> **Set exercise**
Reproduce the material word for word; the images stay out.

╭─ Data for the task

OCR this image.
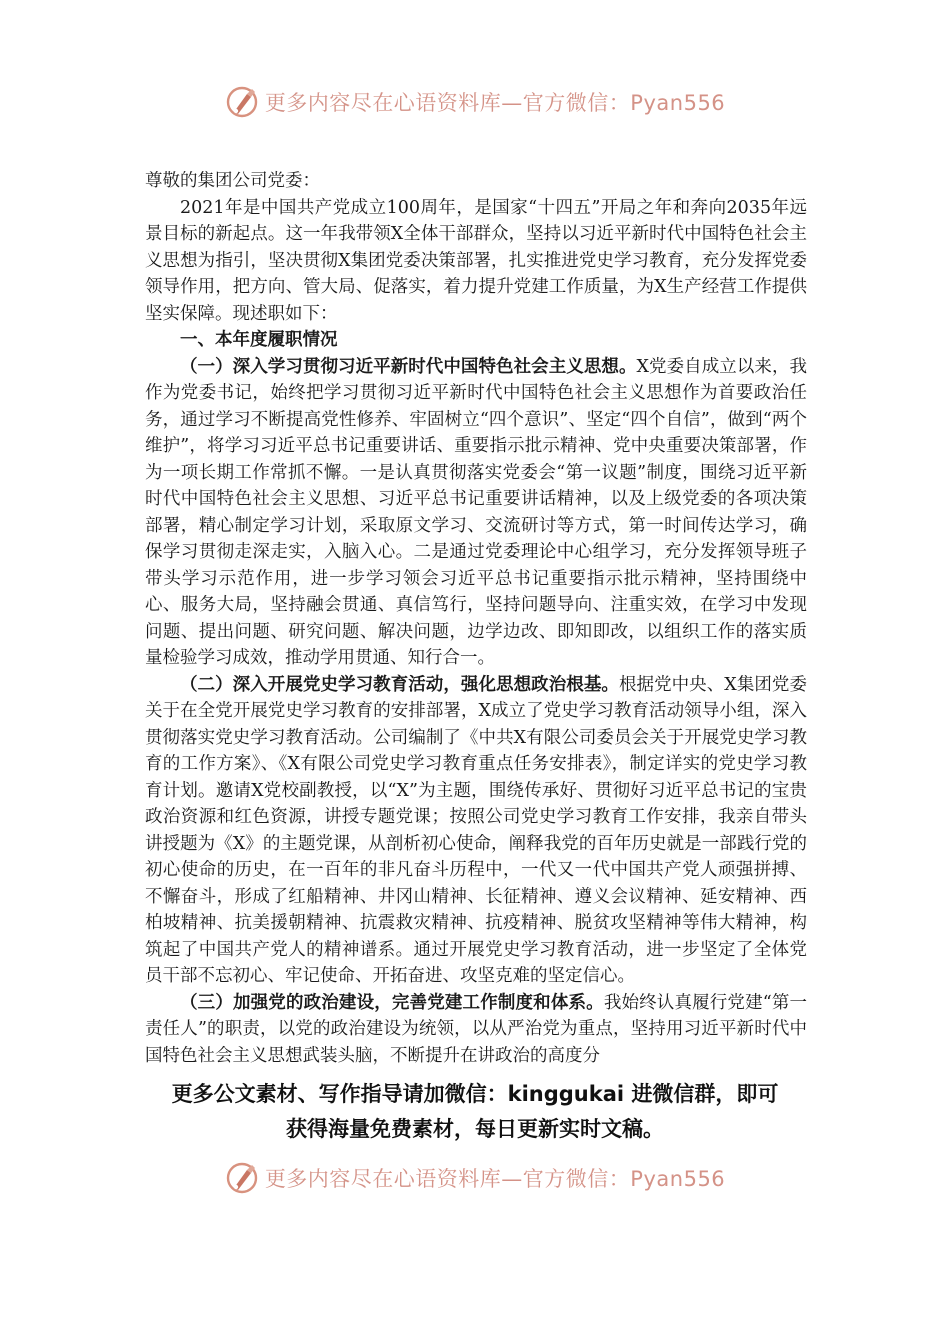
更多内容尽在心语资料库—官方微信：Pyan556

尊敬的集团公司党委：

2021年是中国共产党成立100周年，是国家“十四五”开局之年和奔向2035年远景目标的新起点。这一年我带领X全体干部群众，坚持以习近平新时代中国特色社会主义思想为指引，坚决贯彻X集团党委决策部署，扎实推进党史学习教育，充分发挥党委领导作用，把方向、管大局、促落实，着力提升党建工作质量，为X生产经营工作提供坚实保障。现述职如下：

一、本年度履职情况

（一）深入学习贯彻习近平新时代中国特色社会主义思想。X党委自成立以来，我作为党委书记，始终把学习贯彻习近平新时代中国特色社会主义思想作为首要政治任务，通过学习不断提高党性修养、牢固树立“四个意识”、坚定“四个自信”，做到“两个维护”，将学习习近平总书记重要讲话、重要指示批示精神、党中央重要决策部署，作为一项长期工作常抓不懈。一是认真贯彻落实党委会“第一议题”制度，围绕习近平新时代中国特色社会主义思想、习近平总书记重要讲话精神，以及上级党委的各项决策部署，精心制定学习计划，采取原文学习、交流研讨等方式，第一时间传达学习，确保学习贯彻走深走实，入脑入心。二是通过党委理论中心组学习，充分发挥领导班子带头学习示范作用，进一步学习领会习近平总书记重要指示批示精神，坚持围绕中心、服务大局，坚持融会贯通、真信笃行，坚持问题导向、注重实效，在学习中发现问题、提出问题、研究问题、解决问题，边学边改、即知即改，以组织工作的落实质量检验学习成效，推动学用贯通、知行合一。

（二）深入开展党史学习教育活动，强化思想政治根基。根据党中央、X集团党委关于在全党开展党史学习教育的安排部署，X成立了党史学习教育活动领导小组，深入贯彻落实党史学习教育活动。公司编制了《中共X有限公司委员会关于开展党史学习教育的工作方案》、《X有限公司党史学习教育重点任务安排表》，制定详实的党史学习教育计划。邀请X党校副教授，以“X”为主题，围绕传承好、贯彻好习近平总书记的宝贵政治资源和红色资源，讲授专题党课；按照公司党史学习教育工作安排，我亲自带头讲授题为《X》的主题党课，从剖析初心使命，阐释我党的百年历史就是一部践行党的初心使命的历史，在一百年的非凡奋斗历程中，一代又一代中国共产党人顽强拼搏、不懈奋斗，形成了红船精神、井冈山精神、长征精神、遵义会议精神、延安精神、西柏坡精神、抗美援朝精神、抗震救灾精神、抗疫精神、脱贫攻坚精神等伟大精神，构筑起了中国共产党人的精神谱系。通过开展党史学习教育活动，进一步坚定了全体党员干部不忘初心、牢记使命、开拓奋进、攻坚克难的坚定信心。

（三）加强党的政治建设，完善党建工作制度和体系。我始终认真履行党建“第一责任人”的职责，以党的政治建设为统领，以从严治党为重点，坚持用习近平新时代中国特色社会主义思想武装头脑，不断提升在讲政治的高度分

更多公文素材、写作指导请加微信：kinggukai 进微信群，即可
获得海量免费素材，每日更新实时文稿。
更多内容尽在心语资料库—官方微信：Pyan556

╰─

> **Output**
OCR this image.
更多内容尽在心语资料库—官方微信：Pyan556

尊敬的集团公司党委：

2021年是中国共产党成立100周年，是国家“十四五”开局之年和奔向2035年远景目标的新起点。这一年我带领X全体干部群众，坚持以习近平新时代中国特色社会主义思想为指引，坚决贯彻X集团党委决策部署，扎实推进党史学习教育，充分发挥党委领导作用，把方向、管大局、促落实，着力提升党建工作质量，为X生产经营工作提供坚实保障。现述职如下：

一、本年度履职情况

（一）深入学习贯彻习近平新时代中国特色社会主义思想。X党委自成立以来，我作为党委书记，始终把学习贯彻习近平新时代中国特色社会主义思想作为首要政治任务，通过学习不断提高党性修养、牢固树立“四个意识”、坚定“四个自信”，做到“两个维护”，将学习习近平总书记重要讲话、重要指示批示精神、党中央重要决策部署，作为一项长期工作常抓不懈。一是认真贯彻落实党委会“第一议题”制度，围绕习近平新时代中国特色社会主义思想、习近平总书记重要讲话精神，以及上级党委的各项决策部署，精心制定学习计划，采取原文学习、交流研讨等方式，第一时间传达学习，确保学习贯彻走深走实，入脑入心。二是通过党委理论中心组学习，充分发挥领导班子带头学习示范作用，进一步学习领会习近平总书记重要指示批示精神，坚持围绕中心、服务大局，坚持融会贯通、真信笃行，坚持问题导向、注重实效，在学习中发现问题、提出问题、研究问题、解决问题，边学边改、即知即改，以组织工作的落实质量检验学习成效，推动学用贯通、知行合一。

（二）深入开展党史学习教育活动，强化思想政治根基。根据党中央、X集团党委关于在全党开展党史学习教育的安排部署，X成立了党史学习教育活动领导小组，深入贯彻落实党史学习教育活动。公司编制了《中共X有限公司委员会关于开展党史学习教育的工作方案》、《X有限公司党史学习教育重点任务安排表》，制定详实的党史学习教育计划。邀请X党校副教授，以“X”为主题，围绕传承好、贯彻好习近平总书记的宝贵政治资源和红色资源，讲授专题党课；按照公司党史学习教育工作安排，我亲自带头讲授题为《X》的主题党课，从剖析初心使命，阐释我党的百年历史就是一部践行党的初心使命的历史，在一百年的非凡奋斗历程中，一代又一代中国共产党人顽强拼搏、不懈奋斗，形成了红船精神、井冈山精神、长征精神、遵义会议精神、延安精神、西柏坡精神、抗美援朝精神、抗震救灾精神、抗疫精神、脱贫攻坚精神等伟大精神，构筑起了中国共产党人的精神谱系。通过开展党史学习教育活动，进一步坚定了全体党员干部不忘初心、牢记使命、开拓奋进、攻坚克难的坚定信心。

（三）加强党的政治建设，完善党建工作制度和体系。我始终认真履行党建“第一责任人”的职责，以党的政治建设为统领，以从严治党为重点，坚持用习近平新时代中国特色社会主义思想武装头脑，不断提升在讲政治的高度分

更多公文素材、写作指导请加微信：kinggukai 进微信群，即可
获得海量免费素材，每日更新实时文稿。
更多内容尽在心语资料库—官方微信：Pyan556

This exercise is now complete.